● **Упражнение**: Приведите дословно и полностью фрагмент текста об абсенте.

● **Фрагмент текста**:
--------------------------------------------------

Джордан пьет с Пабло, ненадежным предводителем партизан, которому абсент кажется слишком горьким. "Это абсент, – объясняет Джордан, – а в настоящем абсенте есть полынь. Говорят, что от него мозги сохнут, но я не верю. По-другому смотришь на жизнь, вот и все. В абсент надо наливать воду, медленно, по нескольку капель". Позднее мы находим и окончательное суждение: виски с водой – "чистый и чуть обжигающий" напиток,

но это не то что абсент, он не обволакивает все внутри, думал он. Лучше абсента ничего нет.

Хемингуэй пишет об абсенте с замечательной, абсолютной достоверностью, вплоть до мельчайших деталей, к примеру – Роберт Джордан чувствует "нежную анестезию" языка. Другой известный американец, Гарри Кросби, был одинаково влюблен и в абсент, и в идею абсента, точно так же как был одержим идеей Бодлера.

--------------------------------------------------

● **Содержание набора данных**:
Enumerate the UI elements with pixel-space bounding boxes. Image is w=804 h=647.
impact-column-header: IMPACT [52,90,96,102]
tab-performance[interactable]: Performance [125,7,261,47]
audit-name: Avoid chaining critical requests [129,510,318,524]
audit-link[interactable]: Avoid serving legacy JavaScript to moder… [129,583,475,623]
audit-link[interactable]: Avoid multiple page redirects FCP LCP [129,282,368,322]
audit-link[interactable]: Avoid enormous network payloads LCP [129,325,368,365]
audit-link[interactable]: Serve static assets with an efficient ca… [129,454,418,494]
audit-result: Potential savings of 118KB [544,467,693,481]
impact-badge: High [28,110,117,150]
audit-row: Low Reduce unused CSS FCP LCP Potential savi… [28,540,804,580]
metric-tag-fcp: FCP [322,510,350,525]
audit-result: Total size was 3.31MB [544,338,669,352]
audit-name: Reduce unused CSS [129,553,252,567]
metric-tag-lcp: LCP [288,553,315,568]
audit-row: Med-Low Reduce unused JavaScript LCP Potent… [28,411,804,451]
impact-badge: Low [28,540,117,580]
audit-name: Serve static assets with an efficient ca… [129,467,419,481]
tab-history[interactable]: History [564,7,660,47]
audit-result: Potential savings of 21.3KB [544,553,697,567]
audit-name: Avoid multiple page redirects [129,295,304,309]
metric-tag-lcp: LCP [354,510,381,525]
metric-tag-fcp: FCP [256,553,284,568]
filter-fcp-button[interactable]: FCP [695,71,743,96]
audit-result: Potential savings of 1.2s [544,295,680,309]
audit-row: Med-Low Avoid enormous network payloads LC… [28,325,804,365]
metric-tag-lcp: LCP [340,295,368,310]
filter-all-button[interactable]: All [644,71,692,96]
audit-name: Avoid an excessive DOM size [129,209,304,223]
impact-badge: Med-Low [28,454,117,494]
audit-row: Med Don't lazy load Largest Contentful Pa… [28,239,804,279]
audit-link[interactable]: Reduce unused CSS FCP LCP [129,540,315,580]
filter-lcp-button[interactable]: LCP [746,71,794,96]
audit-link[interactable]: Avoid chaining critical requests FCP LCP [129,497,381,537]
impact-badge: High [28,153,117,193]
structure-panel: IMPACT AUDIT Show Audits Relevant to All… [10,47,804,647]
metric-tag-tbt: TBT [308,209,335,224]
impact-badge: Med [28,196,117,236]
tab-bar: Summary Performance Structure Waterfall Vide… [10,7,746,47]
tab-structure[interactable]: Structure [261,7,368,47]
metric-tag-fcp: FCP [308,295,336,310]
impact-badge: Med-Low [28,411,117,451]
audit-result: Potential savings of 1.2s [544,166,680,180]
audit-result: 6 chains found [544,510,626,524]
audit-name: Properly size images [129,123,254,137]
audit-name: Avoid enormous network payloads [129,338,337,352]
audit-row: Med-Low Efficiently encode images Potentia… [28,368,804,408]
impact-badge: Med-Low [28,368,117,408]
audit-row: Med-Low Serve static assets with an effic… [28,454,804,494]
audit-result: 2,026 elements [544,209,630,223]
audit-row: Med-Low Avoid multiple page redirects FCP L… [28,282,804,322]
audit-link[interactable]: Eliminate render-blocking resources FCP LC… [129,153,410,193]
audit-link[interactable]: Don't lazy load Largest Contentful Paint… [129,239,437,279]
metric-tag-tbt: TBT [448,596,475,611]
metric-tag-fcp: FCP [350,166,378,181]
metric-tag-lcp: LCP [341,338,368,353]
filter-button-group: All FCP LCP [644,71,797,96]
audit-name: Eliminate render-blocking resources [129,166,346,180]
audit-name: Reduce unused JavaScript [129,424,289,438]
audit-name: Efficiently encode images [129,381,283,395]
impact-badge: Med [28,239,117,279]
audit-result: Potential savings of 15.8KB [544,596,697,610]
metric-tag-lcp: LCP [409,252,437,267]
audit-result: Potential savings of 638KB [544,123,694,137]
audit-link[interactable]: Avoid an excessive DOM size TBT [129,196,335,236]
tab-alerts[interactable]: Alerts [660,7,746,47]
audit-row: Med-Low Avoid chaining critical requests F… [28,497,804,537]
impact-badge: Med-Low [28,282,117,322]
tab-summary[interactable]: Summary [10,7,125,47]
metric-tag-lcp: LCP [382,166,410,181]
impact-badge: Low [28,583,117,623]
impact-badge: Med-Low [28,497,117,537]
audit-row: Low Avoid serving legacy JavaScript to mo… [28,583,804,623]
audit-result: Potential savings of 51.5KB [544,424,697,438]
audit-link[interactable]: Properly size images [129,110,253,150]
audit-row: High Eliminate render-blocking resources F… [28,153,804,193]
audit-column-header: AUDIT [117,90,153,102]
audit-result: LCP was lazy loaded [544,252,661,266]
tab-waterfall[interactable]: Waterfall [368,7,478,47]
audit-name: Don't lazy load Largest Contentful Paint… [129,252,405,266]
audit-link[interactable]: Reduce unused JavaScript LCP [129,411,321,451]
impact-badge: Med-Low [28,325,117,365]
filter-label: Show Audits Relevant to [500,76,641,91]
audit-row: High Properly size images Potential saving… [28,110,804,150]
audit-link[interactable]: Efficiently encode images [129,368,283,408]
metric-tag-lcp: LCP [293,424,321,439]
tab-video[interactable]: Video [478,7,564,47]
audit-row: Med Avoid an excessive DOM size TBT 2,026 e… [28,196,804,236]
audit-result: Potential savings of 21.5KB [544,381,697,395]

--------------------------------------------------

● **Выполненное задание**:
Джордан пьет с Пабло, ненадежным предводителем партизан, которому абсент кажется слишком горьким. "Это абсент, – объясняет Джордан, – а в настоящем абсенте есть полынь. Говорят, что от него мозги сохнут, но я не верю. По-другому смотришь на жизнь, вот и все. В абсент надо наливать воду, медленно, по нескольку капель". Позднее мы находим и окончательное суждение: виски с водой – "чистый и чуть обжигающий" напиток,

но это не то что абсент, он не обволакивает все внутри, думал он. Лучше абсента ничего нет.

Хемингуэй пишет об абсенте с замечательной, абсолютной достоверностью, вплоть до мельчайших деталей, к примеру – Роберт Джордан чувствует "нежную анестезию" языка. Другой известный американец, Гарри Кросби, был одинаково влюблен и в абсент, и в идею абсента, точно так же как был одержим идеей Бодлера.